Repeat what the lines below say, word for word, and skip every image.

____

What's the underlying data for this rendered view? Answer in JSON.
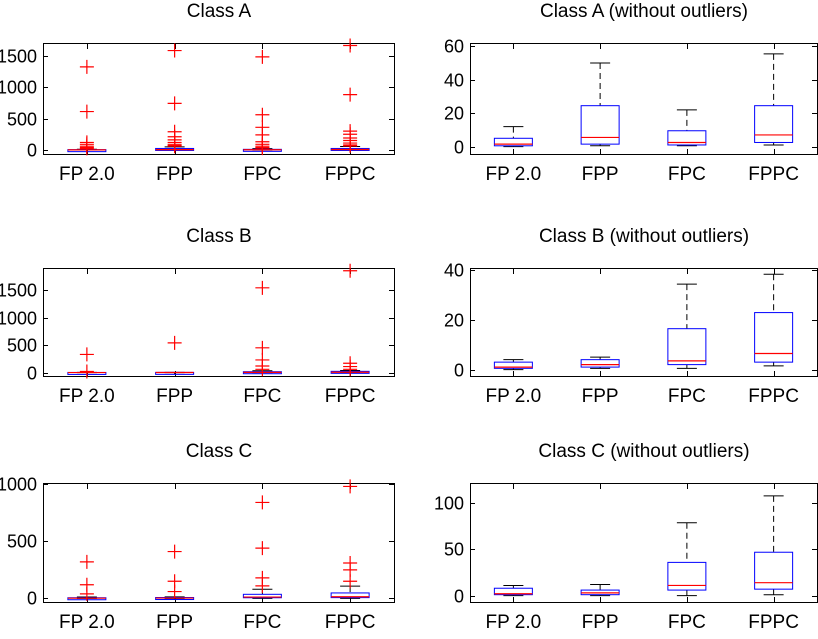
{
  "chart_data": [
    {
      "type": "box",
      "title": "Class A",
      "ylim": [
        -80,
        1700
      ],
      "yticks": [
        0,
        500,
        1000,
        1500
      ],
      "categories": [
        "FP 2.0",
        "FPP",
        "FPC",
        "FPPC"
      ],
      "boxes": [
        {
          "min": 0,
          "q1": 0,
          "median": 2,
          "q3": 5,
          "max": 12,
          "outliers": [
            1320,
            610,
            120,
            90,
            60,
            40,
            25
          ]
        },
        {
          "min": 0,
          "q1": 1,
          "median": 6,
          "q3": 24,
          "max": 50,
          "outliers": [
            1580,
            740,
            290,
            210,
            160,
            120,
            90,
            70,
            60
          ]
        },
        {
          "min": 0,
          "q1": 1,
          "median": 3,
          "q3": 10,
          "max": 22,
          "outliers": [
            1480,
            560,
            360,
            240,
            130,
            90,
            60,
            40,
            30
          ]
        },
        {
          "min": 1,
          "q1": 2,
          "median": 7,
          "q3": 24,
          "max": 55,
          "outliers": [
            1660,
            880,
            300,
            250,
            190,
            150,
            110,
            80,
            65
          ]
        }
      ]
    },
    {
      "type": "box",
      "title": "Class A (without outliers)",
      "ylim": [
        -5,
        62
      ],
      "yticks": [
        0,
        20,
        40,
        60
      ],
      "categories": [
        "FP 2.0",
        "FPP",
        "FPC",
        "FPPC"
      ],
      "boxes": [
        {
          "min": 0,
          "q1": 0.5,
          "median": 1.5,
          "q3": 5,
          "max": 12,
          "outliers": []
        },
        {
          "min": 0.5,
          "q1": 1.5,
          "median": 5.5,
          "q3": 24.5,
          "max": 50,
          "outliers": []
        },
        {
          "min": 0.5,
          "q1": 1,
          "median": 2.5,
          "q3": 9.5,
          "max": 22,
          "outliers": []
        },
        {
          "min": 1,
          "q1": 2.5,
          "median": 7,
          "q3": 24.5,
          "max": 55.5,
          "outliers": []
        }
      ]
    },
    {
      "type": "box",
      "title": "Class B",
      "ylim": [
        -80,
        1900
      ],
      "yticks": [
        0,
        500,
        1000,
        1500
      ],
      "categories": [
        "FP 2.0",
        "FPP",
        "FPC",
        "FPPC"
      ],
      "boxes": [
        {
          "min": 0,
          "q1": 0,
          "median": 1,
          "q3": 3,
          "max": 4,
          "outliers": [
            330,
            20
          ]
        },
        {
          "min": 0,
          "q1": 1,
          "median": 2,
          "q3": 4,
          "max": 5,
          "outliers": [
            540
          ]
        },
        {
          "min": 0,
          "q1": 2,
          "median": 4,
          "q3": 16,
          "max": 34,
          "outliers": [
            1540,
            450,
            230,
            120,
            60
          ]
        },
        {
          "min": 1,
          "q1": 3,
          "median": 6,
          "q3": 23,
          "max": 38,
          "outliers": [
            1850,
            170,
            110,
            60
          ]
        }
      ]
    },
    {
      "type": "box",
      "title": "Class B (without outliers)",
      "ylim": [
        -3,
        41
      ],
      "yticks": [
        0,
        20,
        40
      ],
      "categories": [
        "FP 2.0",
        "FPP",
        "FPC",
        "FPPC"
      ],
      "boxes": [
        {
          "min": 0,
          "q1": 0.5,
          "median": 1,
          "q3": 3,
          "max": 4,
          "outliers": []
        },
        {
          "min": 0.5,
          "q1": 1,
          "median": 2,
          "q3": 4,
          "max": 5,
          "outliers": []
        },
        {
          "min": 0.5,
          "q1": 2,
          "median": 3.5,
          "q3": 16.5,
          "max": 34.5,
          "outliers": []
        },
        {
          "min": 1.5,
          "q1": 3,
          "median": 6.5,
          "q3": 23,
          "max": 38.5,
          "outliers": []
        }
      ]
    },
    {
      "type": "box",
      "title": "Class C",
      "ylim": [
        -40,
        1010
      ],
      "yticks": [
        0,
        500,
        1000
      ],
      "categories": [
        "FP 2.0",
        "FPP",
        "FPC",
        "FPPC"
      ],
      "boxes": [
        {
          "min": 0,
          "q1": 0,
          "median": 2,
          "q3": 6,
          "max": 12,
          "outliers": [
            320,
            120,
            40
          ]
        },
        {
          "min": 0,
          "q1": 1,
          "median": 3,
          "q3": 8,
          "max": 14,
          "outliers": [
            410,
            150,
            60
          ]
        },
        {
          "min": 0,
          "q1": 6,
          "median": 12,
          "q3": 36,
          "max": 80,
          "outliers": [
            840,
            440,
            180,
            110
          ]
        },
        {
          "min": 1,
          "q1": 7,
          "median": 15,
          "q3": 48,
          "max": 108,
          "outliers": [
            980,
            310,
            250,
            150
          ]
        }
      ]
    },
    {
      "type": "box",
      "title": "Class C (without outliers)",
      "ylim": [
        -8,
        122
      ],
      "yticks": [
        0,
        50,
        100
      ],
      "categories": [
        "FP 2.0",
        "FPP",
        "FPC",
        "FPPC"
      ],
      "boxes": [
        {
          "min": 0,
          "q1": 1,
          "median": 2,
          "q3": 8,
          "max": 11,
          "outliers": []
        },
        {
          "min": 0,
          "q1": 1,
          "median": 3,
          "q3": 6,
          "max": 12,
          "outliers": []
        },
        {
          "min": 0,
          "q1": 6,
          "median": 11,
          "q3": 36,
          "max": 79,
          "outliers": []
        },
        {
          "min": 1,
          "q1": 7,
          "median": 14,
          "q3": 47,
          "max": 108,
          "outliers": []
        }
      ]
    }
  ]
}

____

Result of the task.
What's the underlying data for this rendered view? Answer in JSON.
{
  "chart_data": [
    {
      "type": "box",
      "title": "Class A",
      "ylim": [
        -80,
        1700
      ],
      "yticks": [
        0,
        500,
        1000,
        1500
      ],
      "categories": [
        "FP 2.0",
        "FPP",
        "FPC",
        "FPPC"
      ],
      "boxes": [
        {
          "min": 0,
          "q1": 0,
          "median": 2,
          "q3": 5,
          "max": 12,
          "outliers": [
            1320,
            610,
            120,
            90,
            60,
            40,
            25
          ]
        },
        {
          "min": 0,
          "q1": 1,
          "median": 6,
          "q3": 24,
          "max": 50,
          "outliers": [
            1580,
            740,
            290,
            210,
            160,
            120,
            90,
            70,
            60
          ]
        },
        {
          "min": 0,
          "q1": 1,
          "median": 3,
          "q3": 10,
          "max": 22,
          "outliers": [
            1480,
            560,
            360,
            240,
            130,
            90,
            60,
            40,
            30
          ]
        },
        {
          "min": 1,
          "q1": 2,
          "median": 7,
          "q3": 24,
          "max": 55,
          "outliers": [
            1660,
            880,
            300,
            250,
            190,
            150,
            110,
            80,
            65
          ]
        }
      ]
    },
    {
      "type": "box",
      "title": "Class A (without outliers)",
      "ylim": [
        -5,
        62
      ],
      "yticks": [
        0,
        20,
        40,
        60
      ],
      "categories": [
        "FP 2.0",
        "FPP",
        "FPC",
        "FPPC"
      ],
      "boxes": [
        {
          "min": 0,
          "q1": 0.5,
          "median": 1.5,
          "q3": 5,
          "max": 12,
          "outliers": []
        },
        {
          "min": 0.5,
          "q1": 1.5,
          "median": 5.5,
          "q3": 24.5,
          "max": 50,
          "outliers": []
        },
        {
          "min": 0.5,
          "q1": 1,
          "median": 2.5,
          "q3": 9.5,
          "max": 22,
          "outliers": []
        },
        {
          "min": 1,
          "q1": 2.5,
          "median": 7,
          "q3": 24.5,
          "max": 55.5,
          "outliers": []
        }
      ]
    },
    {
      "type": "box",
      "title": "Class B",
      "ylim": [
        -80,
        1900
      ],
      "yticks": [
        0,
        500,
        1000,
        1500
      ],
      "categories": [
        "FP 2.0",
        "FPP",
        "FPC",
        "FPPC"
      ],
      "boxes": [
        {
          "min": 0,
          "q1": 0,
          "median": 1,
          "q3": 3,
          "max": 4,
          "outliers": [
            330,
            20
          ]
        },
        {
          "min": 0,
          "q1": 1,
          "median": 2,
          "q3": 4,
          "max": 5,
          "outliers": [
            540
          ]
        },
        {
          "min": 0,
          "q1": 2,
          "median": 4,
          "q3": 16,
          "max": 34,
          "outliers": [
            1540,
            450,
            230,
            120,
            60
          ]
        },
        {
          "min": 1,
          "q1": 3,
          "median": 6,
          "q3": 23,
          "max": 38,
          "outliers": [
            1850,
            170,
            110,
            60
          ]
        }
      ]
    },
    {
      "type": "box",
      "title": "Class B (without outliers)",
      "ylim": [
        -3,
        41
      ],
      "yticks": [
        0,
        20,
        40
      ],
      "categories": [
        "FP 2.0",
        "FPP",
        "FPC",
        "FPPC"
      ],
      "boxes": [
        {
          "min": 0,
          "q1": 0.5,
          "median": 1,
          "q3": 3,
          "max": 4,
          "outliers": []
        },
        {
          "min": 0.5,
          "q1": 1,
          "median": 2,
          "q3": 4,
          "max": 5,
          "outliers": []
        },
        {
          "min": 0.5,
          "q1": 2,
          "median": 3.5,
          "q3": 16.5,
          "max": 34.5,
          "outliers": []
        },
        {
          "min": 1.5,
          "q1": 3,
          "median": 6.5,
          "q3": 23,
          "max": 38.5,
          "outliers": []
        }
      ]
    },
    {
      "type": "box",
      "title": "Class C",
      "ylim": [
        -40,
        1010
      ],
      "yticks": [
        0,
        500,
        1000
      ],
      "categories": [
        "FP 2.0",
        "FPP",
        "FPC",
        "FPPC"
      ],
      "boxes": [
        {
          "min": 0,
          "q1": 0,
          "median": 2,
          "q3": 6,
          "max": 12,
          "outliers": [
            320,
            120,
            40
          ]
        },
        {
          "min": 0,
          "q1": 1,
          "median": 3,
          "q3": 8,
          "max": 14,
          "outliers": [
            410,
            150,
            60
          ]
        },
        {
          "min": 0,
          "q1": 6,
          "median": 12,
          "q3": 36,
          "max": 80,
          "outliers": [
            840,
            440,
            180,
            110
          ]
        },
        {
          "min": 1,
          "q1": 7,
          "median": 15,
          "q3": 48,
          "max": 108,
          "outliers": [
            980,
            310,
            250,
            150
          ]
        }
      ]
    },
    {
      "type": "box",
      "title": "Class C (without outliers)",
      "ylim": [
        -8,
        122
      ],
      "yticks": [
        0,
        50,
        100
      ],
      "categories": [
        "FP 2.0",
        "FPP",
        "FPC",
        "FPPC"
      ],
      "boxes": [
        {
          "min": 0,
          "q1": 1,
          "median": 2,
          "q3": 8,
          "max": 11,
          "outliers": []
        },
        {
          "min": 0,
          "q1": 1,
          "median": 3,
          "q3": 6,
          "max": 12,
          "outliers": []
        },
        {
          "min": 0,
          "q1": 6,
          "median": 11,
          "q3": 36,
          "max": 79,
          "outliers": []
        },
        {
          "min": 1,
          "q1": 7,
          "median": 14,
          "q3": 47,
          "max": 108,
          "outliers": []
        }
      ]
    }
  ]
}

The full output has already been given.